GIVEN PASSAGE:
Appeal from the Circuit Court of St. Clair County; the Hon.
JOSEPH E. FLEMING, Judge, presiding. Judgments affirmed.
This is a personal injury case arising out of an accident which occurred in a construction area in back of Augustine's, a restaurant located in Belleville, on October 12, 1961.
Augustine's restaurant is a family owned corporation and Mary Hudson is a sister to the three Augustine brothers who were the stockholders and officers of the corporation. On the day in question, Paul Augustine brought his mother, Martha, his sister Mary Hudson, and Steven, the minor plaintiff, to the restaurant. Mary was going to take Steven, who was four and one-half years old, to the barbershop but Paul asked her to help serve a special party. Mary agreed, entered the kitchen and placed Steven in front of a box near the pizza oven in the kitchen. She gave him a pencil and some drawing paper to occupy his time. She asked her mother, Martha Augustine, to watch the plaintiff and Mary took her place on the food assembly line. Within a very few minutes, Steven disappeared. It later developed that the plaintiff had left the kitchen and gone into a construction area behind the building where materials were being assembled incident to a remodeling project. Jewell Eldridge, a deaf-mute, was an employee of the corporation. He worked as a general handyman and his duties included driving a certain panel truck owned by the corporation. At the time of the occurrence, there was lumber in the truck stacked to a depth of twelve or thirteen inches and projecting three or four feet behind the truck. Both doors at the rear of the truck were open to accommodate the projection of the lumber. Eldridge had driven the panel truck, with the load of lumber, to the rear of the restaurant near the remodeling project. Eldridge backed the truck up to within three feet of the restaurant door preparatory to unloading the lumber. He got out, went back to remove the lumber from the truck and saw Steven crying and with his clothing torn. He immediately picked up the minor plaintiff and carried him in to the kitchen. Other than Eldridge and the plaintiff, there were no eyewitnesses to the accident or the occurrences immediately preceding it.
On April 20, 1962, Davis, an investigator for plaintiff's attorney, through Dale Schwahn acting as an interpreter, asked Eldridge a series of questions concerning the accident in which plaintiff was involved on October 12, 1961. Dale Schwahn had also been an employee of Augustine's, who had been working with Eldridge at Augustine's for approximately six years. Present also at the time these questions were propounded was a Notary Public, James Keehner, and Jesse L. Hart, a court reporter. First, Schwahn was sworn by the Notary to truly and correctly interpret Eldridge's statements; the Notary then had Schwahn relate in sign language an oath that Eldridge would tell the truth, the whole truth and nothing but the truth to which Schwahn replied, "He says he does." Next, in the statement appears a series of questions by Davis directed to and answered by Schwahn, to the effect that he, Schwahn, was not an interpreter for the deaf and dumb, but only for Eldridge who had taught Schwahn "everything, the signs and that," that Schwahn had been communicating with Eldridge "quite easily" for the 6 years they had been employed together, that Eldridge had taught Schwahn "the basics, the spelling," and that Schwahn had "not really" had any trouble in communicating with friends of Eldridge's wife in "this sign language used." (The record does not show that either Eldridge's wife or her friends were deaf or dumb). In answer to Davis' question, "Are you the only person who communicates with Mr. Eldridge with this language?" Schwahn answered, "Ralph Augustine can to a certain extent" and in answer to Davis' question, "They depend on you primarily for communication?" Schwahn answered, "Well no. See I don't know, you can make motions for somethings to do, you know," and in answer to Davis' question, "As far as getting a specific idea across, rather than pointing or something, with the sign language you use, do they depend on you primarily?" Schwahn answered, "Yes, for certain things, yes."

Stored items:
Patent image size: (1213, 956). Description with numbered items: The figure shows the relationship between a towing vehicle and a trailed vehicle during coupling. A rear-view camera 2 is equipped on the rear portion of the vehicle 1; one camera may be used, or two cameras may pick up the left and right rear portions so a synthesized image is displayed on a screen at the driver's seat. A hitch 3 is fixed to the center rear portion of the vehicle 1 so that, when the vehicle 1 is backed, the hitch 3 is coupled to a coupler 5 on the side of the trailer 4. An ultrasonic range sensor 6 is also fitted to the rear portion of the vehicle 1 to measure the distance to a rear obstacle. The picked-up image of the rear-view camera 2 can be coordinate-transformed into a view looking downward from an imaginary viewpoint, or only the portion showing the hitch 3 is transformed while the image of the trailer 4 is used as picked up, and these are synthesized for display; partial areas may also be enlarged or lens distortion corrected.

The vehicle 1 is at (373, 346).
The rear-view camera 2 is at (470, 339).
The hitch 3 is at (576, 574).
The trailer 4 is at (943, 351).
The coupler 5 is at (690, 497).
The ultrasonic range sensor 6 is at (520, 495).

* * *

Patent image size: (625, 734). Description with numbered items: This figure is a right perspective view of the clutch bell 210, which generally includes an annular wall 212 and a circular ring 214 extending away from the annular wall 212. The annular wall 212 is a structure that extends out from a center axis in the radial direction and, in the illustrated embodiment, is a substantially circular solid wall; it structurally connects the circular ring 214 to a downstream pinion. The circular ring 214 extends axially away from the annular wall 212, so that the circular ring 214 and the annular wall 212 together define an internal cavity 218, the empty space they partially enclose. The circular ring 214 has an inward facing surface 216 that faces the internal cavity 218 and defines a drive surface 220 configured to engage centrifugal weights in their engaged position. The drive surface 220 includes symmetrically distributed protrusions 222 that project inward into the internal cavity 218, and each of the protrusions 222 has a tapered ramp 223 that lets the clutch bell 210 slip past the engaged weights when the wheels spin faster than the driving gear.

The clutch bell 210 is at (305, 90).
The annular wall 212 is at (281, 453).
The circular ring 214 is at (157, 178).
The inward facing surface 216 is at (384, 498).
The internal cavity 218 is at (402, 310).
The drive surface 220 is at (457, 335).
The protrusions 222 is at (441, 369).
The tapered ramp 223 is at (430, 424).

...

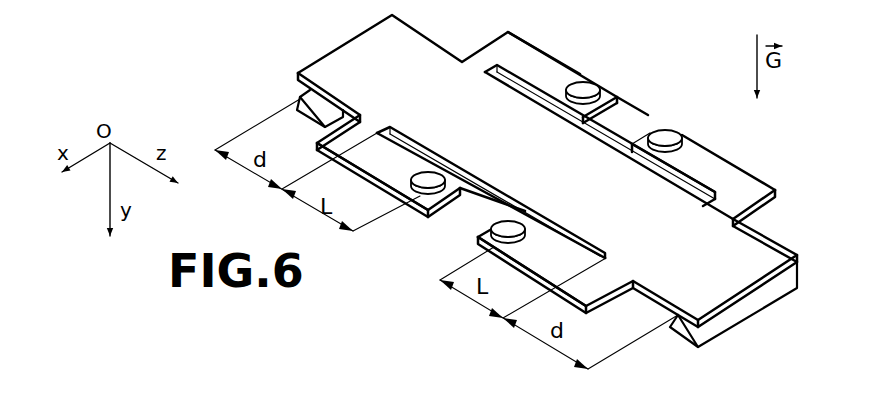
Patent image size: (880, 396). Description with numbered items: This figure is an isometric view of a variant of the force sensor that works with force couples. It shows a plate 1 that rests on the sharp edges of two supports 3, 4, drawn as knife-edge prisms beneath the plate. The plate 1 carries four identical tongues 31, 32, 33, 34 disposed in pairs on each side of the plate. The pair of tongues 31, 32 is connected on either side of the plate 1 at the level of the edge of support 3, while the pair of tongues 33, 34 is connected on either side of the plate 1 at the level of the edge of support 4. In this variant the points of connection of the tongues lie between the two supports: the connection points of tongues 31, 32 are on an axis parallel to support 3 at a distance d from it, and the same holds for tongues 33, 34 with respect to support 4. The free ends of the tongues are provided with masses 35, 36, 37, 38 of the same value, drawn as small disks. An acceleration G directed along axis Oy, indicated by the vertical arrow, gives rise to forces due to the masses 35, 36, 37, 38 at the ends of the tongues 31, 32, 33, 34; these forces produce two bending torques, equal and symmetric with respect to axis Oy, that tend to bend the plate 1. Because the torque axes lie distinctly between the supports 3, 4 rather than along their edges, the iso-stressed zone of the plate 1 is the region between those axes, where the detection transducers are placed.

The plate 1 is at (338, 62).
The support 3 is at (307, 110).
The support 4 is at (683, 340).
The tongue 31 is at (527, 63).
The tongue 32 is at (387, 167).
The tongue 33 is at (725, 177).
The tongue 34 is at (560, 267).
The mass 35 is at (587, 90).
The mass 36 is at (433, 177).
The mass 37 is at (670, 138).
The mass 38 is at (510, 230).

SET PROBLEM 1:
Rewrite the court opinion between "This is a personal" and "Belleville, on October 12, 1961.", inclusive, swapping "restaurant" for "eatery".
SET PROBLEM 2:
According to the court opinion, for roughly how long had Dale Schwahn been working with Eldridge at Augustine's?
SET PROBLEM 3:
Continue the court opinion on the accident behind Augustine's from the point where it ends.

TASK RESPONSE 1:
This is a personal injury case arising out of an accident which occurred in a construction area in back of Augustine's, a eatery located in Belleville, on October 12, 1961.

TASK RESPONSE 2:
Approximately six years.

TASK RESPONSE 3:
Davis then proceeded to question Eldridge through Schwahn, who stated with reference to the occurrence that Eldridge had seen the plaintiff at Augustine's on previous occasions with his mother and had at the direction of Tony Augustine gotten the lumber and that he drove into Augustine's lot, saw the plaintiff when he started to back up to a door through which he was going to take the lumber; that he was about 20 feet from the door and that at that time the plaintiff was playing on the ground about 10 feet to the right of the truck, facing the truck, and that the plaintiff looked at the truck and started playing on the ground, that he did not sound his horn, that he backed up at a speed no greater than 5 or 10 miles per hour, and while backing used both the rearview mirror and the open door to look and also that he turned his head to the right to look out the back of the doors; he did not know the plaintiff had been struck until he had stopped the truck about 3 feet from the door and found plaintiff lying on the ground at the left-hand side of the truck when he had gotten out of the truck and gone to the back of it to unload. Eldridge also answered that he had driven this panel truck many times and on other occasions had delivered to this particular door, that normally there were no children about this area, and that although he had seen this plaintiff with larger boys in the area of this back door, he had never seen plaintiff in this area by himself, prior to this accident. Eldridge presented his driver's license, from which Davis read that it had a code restriction of corrective eye lenses and outside rearview mirror.
The transcript of the questions and answers made by the court reporter also included statements directed by Davis to Schwahn, and shows that a considerable amount of difficulty was encountered in the questioning and interpreting with numerous instances of Schwahn himself giving the answers. In one instance, according to the transcript, Eldridge answered that he had seen the plaintiff playing in the area of the accident an hour before he started backing up; whereas the evidence indicates that the plaintiff had not, on this particular day, been on the premises an hour before that time, and was taken by his mother directly into the kitchen upon arrival. In answer to Davis question, "From the time he first saw the boy until the time he realized he had hit the boy, approximately how much time had elapsed?" Schwahn answered, "He says ten minutes. See, sometimes certain things you can explain to him you would explain to a normal person there is lots of things he don't understand. I don't know how to exactly explain it."
Eldridge died on May 10, 1962, and on May 17, 1962, a complaint was filed against Augustine's, Inc., and on February 25, 1963, a supplemental complaint was filed against Thomas O'Donnell, as Administrator of the Estate of Jewell Eldridge, deceased.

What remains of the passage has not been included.